After packing in airtight 100-gram bags, the seeds are placed in either medium-term or long-term storage. The medium-term storage conditions are around 5 degrees Celsius (41 degrees Fahrenheit) and 45% RH, while the long-term storage is much colder at no more than minus 15 degrees Celsius (5 degrees Fahrenheit).
To date, samples of almost 20% of the accessions stored in Shanhua have been dispatched to the Svalbard Global Seed Vault, located on a frigid Norwegian-ruled island 1,300 kilometers from the North Pole. The Seed Vault serves as a backup facility for gene banks around the world.
Because exposure to such cold temperatures can be fatal, Huang and his team follow safety protocols. In addition to donning extra-warm clothes, staff members always work in pairs. One enters the storage area while the other waits outside. A timer is set. After 15 minutes, it sounds to remind the person inside to leave the storage chamber. If the work is not finished, the partner takes over. In case the person inside has not exited after 20 minutes, an alarm sounds in the unit’s office, and if a further five minutes elapses without an exit, the center’s security office is automatically alerted and security staff intervene.

[Questions]:
1 – In the seed storage text, how long after a staff member enters the storage chamber does the timer sound?
2 – Retype the seed storage text between "Because exposure to" and "security staff intervene.", inclusive.

[Records in a dataset]

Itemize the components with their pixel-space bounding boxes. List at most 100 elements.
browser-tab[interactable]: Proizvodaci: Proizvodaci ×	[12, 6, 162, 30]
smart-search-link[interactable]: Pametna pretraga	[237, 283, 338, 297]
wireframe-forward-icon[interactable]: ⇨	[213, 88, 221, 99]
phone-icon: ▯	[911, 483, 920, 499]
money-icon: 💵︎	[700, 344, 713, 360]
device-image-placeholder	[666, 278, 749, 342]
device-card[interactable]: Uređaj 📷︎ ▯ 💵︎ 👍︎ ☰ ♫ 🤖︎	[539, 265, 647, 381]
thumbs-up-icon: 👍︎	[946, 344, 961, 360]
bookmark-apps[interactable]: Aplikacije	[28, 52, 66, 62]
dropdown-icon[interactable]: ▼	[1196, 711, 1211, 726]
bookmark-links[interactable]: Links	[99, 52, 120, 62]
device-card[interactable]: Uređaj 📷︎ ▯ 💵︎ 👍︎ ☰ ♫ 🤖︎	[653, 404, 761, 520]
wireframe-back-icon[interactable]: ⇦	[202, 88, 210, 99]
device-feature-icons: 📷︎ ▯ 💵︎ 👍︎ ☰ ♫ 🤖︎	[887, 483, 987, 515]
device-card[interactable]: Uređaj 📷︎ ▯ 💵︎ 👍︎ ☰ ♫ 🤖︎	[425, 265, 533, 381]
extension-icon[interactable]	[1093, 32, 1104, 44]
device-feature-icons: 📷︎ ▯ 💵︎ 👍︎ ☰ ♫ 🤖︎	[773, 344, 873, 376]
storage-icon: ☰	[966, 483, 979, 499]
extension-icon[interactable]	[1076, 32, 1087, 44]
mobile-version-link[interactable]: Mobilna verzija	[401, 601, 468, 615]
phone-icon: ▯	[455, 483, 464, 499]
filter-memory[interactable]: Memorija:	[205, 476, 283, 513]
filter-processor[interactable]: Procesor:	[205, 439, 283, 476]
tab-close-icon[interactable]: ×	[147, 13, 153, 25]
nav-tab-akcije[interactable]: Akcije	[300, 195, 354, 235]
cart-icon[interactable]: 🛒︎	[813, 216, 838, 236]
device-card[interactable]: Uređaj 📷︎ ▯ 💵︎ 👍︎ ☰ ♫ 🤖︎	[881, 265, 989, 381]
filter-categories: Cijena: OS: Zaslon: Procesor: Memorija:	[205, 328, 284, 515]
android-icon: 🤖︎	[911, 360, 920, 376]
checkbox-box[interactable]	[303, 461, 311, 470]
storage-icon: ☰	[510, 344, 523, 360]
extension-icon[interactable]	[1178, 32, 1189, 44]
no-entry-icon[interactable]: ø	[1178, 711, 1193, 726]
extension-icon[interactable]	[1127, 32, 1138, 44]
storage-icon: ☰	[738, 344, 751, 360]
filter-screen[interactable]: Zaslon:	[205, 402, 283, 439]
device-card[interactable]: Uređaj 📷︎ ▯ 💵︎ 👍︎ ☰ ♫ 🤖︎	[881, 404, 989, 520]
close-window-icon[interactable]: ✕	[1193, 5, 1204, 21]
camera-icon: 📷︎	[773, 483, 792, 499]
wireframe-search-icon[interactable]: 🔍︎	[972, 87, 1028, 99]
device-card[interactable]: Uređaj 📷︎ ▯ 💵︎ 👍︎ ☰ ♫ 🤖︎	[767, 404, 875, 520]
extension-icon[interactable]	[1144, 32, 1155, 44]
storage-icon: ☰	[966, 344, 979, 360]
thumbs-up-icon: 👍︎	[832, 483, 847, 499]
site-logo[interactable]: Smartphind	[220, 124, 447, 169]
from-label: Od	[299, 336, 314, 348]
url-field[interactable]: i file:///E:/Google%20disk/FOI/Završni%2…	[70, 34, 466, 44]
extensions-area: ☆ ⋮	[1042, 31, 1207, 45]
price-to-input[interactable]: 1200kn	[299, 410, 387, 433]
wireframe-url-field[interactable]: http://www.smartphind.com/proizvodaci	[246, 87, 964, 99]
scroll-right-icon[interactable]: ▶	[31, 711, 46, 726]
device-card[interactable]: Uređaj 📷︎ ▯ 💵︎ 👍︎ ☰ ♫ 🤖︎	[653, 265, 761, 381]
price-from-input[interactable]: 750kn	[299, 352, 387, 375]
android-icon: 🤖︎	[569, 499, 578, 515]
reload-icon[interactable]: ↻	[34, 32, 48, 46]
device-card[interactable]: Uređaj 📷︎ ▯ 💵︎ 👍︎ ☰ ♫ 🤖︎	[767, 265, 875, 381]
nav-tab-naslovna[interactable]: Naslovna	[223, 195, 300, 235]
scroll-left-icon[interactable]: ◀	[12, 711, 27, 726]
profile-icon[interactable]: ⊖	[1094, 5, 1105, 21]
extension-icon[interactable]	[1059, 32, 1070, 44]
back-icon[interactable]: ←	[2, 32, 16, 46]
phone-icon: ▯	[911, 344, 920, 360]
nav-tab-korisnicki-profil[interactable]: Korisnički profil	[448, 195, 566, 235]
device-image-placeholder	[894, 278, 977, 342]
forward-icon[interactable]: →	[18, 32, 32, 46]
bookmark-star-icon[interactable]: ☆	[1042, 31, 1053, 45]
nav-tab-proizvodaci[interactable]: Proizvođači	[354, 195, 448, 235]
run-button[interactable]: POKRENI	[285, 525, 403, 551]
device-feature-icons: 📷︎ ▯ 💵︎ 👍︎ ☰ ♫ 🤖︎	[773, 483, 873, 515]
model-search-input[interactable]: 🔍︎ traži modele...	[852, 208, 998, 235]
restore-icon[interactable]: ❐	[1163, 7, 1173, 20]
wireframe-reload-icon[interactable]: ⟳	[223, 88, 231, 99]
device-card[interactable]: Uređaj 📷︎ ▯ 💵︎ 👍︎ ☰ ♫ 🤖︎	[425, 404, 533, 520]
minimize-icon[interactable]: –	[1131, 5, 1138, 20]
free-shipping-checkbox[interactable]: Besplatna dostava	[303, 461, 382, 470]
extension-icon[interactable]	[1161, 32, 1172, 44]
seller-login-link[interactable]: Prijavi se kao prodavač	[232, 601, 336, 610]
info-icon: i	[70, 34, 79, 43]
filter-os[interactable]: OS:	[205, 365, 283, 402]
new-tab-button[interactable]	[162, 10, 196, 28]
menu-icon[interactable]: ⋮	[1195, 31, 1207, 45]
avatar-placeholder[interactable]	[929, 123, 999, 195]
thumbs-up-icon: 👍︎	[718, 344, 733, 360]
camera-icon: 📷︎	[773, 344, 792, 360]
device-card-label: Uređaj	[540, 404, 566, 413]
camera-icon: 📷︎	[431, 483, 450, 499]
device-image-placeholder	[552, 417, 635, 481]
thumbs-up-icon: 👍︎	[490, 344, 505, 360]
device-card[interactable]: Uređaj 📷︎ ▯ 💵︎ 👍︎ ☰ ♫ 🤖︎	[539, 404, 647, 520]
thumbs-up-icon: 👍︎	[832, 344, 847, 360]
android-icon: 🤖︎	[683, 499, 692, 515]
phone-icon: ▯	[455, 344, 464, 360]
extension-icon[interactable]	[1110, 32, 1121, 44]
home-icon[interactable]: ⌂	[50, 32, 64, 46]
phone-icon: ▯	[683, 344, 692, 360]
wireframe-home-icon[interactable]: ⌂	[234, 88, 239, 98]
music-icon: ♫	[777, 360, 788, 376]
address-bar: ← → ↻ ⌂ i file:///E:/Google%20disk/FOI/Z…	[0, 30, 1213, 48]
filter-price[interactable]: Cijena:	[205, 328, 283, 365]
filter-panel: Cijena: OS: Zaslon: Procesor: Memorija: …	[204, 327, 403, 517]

[Solutions to the problems]:
1 – After 15 minutes.

2 –
Because exposure to such cold temperatures can be fatal, Huang and his team follow safety protocols. In addition to donning extra-warm clothes, staff members always work in pairs. One enters the storage area while the other waits outside. A timer is set. After 15 minutes, it sounds to remind the person inside to leave the storage chamber. If the work is not finished, the partner takes over. In case the person inside has not exited after 20 minutes, an alarm sounds in the unit’s office, and if a further five minutes elapses without an exit, the center’s security office is automatically alerted and security staff intervene.